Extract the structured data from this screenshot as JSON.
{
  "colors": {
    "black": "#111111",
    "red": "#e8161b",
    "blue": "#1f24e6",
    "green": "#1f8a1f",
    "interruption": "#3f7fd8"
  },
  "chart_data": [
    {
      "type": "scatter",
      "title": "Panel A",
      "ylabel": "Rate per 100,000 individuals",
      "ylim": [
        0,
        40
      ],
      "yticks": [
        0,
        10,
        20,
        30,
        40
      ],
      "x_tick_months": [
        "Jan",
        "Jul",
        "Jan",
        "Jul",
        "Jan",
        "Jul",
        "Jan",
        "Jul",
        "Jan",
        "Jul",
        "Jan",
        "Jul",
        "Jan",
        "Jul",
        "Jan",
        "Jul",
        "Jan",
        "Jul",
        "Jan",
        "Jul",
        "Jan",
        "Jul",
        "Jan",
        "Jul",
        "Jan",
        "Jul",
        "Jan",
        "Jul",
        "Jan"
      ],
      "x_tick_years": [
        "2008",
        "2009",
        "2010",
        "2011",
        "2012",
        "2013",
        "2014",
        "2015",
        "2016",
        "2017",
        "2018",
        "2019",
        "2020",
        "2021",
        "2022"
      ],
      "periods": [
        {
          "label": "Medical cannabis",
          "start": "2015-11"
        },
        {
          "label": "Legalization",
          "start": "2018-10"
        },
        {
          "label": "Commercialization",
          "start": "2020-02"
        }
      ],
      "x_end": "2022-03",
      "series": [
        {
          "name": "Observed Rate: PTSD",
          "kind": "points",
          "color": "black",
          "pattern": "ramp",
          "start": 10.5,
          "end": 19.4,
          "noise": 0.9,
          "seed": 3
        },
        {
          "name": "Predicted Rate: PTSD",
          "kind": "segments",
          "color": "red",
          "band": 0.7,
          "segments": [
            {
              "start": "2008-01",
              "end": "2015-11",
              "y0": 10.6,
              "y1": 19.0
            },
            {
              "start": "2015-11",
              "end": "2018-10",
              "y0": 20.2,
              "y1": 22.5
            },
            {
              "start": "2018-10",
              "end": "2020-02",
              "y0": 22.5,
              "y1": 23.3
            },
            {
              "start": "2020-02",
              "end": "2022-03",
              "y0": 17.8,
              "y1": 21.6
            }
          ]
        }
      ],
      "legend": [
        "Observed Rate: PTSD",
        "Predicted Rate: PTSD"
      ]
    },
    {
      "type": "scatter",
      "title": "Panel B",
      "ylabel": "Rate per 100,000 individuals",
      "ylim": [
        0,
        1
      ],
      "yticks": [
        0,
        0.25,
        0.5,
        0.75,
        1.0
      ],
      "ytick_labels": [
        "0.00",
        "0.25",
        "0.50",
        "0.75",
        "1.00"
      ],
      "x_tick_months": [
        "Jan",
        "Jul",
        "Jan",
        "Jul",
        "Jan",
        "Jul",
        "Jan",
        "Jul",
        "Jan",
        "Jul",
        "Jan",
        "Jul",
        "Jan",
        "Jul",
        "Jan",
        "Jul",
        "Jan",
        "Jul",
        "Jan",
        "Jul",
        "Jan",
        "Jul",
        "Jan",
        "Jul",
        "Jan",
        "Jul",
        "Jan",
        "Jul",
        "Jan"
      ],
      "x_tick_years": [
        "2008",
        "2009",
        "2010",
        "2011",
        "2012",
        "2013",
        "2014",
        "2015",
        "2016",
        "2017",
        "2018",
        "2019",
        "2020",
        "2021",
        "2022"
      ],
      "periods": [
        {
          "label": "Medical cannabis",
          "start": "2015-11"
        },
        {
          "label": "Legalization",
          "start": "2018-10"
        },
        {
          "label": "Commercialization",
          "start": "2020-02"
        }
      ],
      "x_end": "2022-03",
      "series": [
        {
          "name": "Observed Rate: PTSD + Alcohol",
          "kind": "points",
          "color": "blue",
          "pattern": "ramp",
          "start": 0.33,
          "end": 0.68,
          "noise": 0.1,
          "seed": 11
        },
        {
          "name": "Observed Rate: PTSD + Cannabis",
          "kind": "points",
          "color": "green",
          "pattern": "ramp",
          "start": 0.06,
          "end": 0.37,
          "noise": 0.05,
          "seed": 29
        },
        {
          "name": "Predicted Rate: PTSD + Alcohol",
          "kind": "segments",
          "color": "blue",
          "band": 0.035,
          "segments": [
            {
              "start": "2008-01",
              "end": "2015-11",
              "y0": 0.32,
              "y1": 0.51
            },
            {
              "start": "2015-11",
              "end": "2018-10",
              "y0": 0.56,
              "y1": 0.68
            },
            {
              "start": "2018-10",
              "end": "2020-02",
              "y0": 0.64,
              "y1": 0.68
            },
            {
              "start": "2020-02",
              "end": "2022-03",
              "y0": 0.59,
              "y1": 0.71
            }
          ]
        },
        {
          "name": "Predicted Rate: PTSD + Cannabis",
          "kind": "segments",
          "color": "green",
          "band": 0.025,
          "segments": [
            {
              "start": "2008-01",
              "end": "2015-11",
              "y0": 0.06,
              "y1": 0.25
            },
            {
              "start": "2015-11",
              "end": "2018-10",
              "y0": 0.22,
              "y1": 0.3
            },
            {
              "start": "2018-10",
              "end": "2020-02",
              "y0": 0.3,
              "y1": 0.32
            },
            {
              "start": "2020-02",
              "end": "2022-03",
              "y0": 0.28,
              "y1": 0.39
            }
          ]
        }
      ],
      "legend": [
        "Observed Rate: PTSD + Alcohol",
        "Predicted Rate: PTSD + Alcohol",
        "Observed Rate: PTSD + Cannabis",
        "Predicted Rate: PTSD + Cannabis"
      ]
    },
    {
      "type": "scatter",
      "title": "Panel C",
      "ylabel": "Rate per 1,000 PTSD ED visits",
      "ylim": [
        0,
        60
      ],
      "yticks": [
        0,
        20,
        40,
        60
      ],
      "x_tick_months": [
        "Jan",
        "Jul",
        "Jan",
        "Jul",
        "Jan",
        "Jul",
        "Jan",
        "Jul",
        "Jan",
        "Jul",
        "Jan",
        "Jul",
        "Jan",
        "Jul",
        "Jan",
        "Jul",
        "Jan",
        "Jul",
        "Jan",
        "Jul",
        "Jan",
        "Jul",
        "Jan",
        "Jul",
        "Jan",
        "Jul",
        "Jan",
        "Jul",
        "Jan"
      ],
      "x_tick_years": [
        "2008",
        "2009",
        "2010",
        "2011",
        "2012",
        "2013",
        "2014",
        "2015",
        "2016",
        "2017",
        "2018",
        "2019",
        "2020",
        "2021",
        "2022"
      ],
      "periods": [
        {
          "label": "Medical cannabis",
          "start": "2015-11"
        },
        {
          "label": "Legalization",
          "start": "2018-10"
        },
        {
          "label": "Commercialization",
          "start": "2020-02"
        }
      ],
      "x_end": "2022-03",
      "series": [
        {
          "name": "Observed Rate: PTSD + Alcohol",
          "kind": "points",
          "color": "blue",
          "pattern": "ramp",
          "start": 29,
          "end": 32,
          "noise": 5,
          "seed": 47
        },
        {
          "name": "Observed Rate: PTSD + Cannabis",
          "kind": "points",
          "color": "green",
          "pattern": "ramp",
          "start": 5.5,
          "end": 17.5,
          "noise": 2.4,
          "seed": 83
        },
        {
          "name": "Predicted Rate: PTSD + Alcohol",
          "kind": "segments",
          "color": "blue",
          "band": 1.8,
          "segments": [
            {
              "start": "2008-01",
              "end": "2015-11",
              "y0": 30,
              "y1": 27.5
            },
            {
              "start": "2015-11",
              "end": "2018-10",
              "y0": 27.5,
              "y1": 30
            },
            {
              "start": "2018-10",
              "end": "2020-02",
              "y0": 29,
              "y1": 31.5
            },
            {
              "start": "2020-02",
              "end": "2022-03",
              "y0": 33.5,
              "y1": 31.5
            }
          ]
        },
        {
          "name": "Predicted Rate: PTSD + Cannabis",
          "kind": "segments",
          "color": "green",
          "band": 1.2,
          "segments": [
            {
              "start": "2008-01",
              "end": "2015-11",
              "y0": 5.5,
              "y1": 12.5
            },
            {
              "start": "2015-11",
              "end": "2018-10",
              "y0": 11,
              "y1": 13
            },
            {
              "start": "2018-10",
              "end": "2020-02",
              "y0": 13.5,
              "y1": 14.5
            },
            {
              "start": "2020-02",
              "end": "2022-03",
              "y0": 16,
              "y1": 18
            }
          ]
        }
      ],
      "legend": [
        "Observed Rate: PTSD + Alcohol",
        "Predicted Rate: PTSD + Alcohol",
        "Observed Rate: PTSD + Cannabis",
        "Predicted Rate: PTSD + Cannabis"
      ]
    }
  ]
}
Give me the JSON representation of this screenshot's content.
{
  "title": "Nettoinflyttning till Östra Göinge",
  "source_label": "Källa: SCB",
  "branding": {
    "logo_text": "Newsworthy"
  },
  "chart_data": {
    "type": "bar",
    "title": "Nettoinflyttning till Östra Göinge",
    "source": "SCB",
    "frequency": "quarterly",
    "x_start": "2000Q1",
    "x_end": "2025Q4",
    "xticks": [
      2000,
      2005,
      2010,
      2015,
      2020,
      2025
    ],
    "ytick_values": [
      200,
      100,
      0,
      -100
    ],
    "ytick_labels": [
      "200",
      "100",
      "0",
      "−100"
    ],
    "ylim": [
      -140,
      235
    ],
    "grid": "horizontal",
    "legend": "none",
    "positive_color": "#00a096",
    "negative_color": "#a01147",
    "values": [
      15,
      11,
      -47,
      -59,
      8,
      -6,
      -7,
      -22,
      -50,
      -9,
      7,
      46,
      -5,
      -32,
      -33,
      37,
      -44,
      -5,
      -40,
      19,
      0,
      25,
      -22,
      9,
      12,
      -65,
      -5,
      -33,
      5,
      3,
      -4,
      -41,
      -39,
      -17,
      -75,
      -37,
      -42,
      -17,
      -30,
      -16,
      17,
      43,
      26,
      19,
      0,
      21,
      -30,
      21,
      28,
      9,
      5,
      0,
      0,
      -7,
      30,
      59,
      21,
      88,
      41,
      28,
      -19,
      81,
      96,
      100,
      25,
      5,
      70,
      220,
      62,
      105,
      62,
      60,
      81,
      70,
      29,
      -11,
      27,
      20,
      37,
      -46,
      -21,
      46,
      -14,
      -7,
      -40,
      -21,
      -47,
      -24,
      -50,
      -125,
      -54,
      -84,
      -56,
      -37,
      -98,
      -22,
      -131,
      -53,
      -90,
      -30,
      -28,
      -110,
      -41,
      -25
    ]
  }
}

> [Given exercise] Looking at the material above, count the lines containing the string "title" and reply with the count alone.

> [Finished exercise] 5